● What to work on
Check each line of the entries. Copy the ones that contain the string "Customize".

● Given information
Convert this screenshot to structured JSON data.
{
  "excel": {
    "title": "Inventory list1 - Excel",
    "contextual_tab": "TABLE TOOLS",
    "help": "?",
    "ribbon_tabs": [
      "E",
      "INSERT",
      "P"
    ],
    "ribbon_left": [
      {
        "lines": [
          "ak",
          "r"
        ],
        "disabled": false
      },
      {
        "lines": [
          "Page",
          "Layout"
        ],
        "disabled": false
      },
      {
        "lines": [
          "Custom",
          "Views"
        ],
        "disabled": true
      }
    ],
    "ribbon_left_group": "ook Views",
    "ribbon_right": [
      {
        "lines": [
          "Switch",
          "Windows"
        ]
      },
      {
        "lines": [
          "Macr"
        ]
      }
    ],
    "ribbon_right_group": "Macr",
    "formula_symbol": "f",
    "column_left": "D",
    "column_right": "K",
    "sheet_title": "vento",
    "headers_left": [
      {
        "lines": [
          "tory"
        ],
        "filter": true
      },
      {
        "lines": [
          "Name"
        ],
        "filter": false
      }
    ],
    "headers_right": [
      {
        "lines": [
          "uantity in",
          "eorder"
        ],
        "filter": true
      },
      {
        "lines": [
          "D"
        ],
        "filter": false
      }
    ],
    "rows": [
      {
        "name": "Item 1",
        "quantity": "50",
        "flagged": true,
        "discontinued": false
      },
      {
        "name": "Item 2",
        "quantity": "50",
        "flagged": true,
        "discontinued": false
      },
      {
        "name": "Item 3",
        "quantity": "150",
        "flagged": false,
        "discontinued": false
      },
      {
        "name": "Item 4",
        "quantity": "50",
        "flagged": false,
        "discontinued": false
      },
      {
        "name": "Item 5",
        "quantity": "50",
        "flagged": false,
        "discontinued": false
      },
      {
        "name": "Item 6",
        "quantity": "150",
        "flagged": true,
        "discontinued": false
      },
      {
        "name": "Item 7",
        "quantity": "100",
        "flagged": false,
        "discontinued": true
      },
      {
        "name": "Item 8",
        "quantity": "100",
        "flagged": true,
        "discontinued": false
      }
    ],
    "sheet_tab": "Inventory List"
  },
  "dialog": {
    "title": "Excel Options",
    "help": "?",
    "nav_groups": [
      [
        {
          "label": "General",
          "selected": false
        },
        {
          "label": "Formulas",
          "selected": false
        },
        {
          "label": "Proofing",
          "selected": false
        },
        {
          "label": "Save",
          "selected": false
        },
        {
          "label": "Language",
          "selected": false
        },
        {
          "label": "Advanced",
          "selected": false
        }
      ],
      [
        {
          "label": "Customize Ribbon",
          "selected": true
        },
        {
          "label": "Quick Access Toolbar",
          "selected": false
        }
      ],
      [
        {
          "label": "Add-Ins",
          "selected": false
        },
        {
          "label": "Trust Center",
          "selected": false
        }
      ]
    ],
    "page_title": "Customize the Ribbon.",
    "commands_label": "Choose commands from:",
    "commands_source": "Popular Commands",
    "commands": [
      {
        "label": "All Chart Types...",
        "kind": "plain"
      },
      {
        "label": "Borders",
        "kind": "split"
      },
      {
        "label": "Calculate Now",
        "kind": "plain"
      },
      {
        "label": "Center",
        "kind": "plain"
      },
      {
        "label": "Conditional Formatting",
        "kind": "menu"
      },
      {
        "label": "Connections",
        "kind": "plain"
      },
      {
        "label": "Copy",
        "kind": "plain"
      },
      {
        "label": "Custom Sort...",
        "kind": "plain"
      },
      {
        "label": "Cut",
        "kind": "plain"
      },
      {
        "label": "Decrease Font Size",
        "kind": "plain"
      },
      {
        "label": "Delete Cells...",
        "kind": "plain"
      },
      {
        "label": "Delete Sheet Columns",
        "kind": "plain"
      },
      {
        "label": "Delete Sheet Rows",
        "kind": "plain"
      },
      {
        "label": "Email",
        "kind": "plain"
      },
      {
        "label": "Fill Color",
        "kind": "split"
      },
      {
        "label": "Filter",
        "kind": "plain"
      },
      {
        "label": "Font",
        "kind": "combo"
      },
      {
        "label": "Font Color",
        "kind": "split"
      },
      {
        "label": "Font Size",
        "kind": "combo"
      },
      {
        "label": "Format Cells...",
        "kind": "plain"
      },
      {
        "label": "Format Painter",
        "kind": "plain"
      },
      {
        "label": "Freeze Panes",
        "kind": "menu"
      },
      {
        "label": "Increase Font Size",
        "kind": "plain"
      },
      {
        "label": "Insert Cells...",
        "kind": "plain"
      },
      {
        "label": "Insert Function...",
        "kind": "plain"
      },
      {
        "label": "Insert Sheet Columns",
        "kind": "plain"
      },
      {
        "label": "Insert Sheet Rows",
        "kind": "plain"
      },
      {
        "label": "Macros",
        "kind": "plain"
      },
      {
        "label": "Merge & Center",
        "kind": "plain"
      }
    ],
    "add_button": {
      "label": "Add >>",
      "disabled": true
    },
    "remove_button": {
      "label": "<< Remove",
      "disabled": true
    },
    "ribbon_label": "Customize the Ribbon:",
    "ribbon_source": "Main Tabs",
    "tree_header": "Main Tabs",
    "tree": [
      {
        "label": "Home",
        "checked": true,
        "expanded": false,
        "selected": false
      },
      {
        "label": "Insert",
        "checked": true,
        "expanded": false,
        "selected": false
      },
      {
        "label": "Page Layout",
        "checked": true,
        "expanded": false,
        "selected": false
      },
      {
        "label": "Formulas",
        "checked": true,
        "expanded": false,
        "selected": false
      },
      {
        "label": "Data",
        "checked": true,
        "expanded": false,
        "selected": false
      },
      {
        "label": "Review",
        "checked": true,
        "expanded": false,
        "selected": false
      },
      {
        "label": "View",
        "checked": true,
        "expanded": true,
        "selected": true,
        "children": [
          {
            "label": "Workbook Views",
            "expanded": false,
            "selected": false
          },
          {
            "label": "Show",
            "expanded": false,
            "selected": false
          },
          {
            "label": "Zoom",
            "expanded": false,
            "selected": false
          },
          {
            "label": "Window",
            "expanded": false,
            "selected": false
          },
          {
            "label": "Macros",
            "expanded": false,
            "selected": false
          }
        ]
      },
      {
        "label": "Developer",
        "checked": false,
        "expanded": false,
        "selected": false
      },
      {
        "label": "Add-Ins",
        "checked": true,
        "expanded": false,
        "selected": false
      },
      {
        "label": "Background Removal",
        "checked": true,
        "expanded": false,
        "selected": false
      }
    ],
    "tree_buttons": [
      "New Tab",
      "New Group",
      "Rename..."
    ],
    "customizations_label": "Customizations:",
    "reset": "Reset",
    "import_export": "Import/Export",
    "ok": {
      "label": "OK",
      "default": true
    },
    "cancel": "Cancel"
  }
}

● Response box
          "label": "Customize Ribbon",
    "page_title": "Customize the Ribbon.",
    "ribbon_label": "Customize the Ribbon:",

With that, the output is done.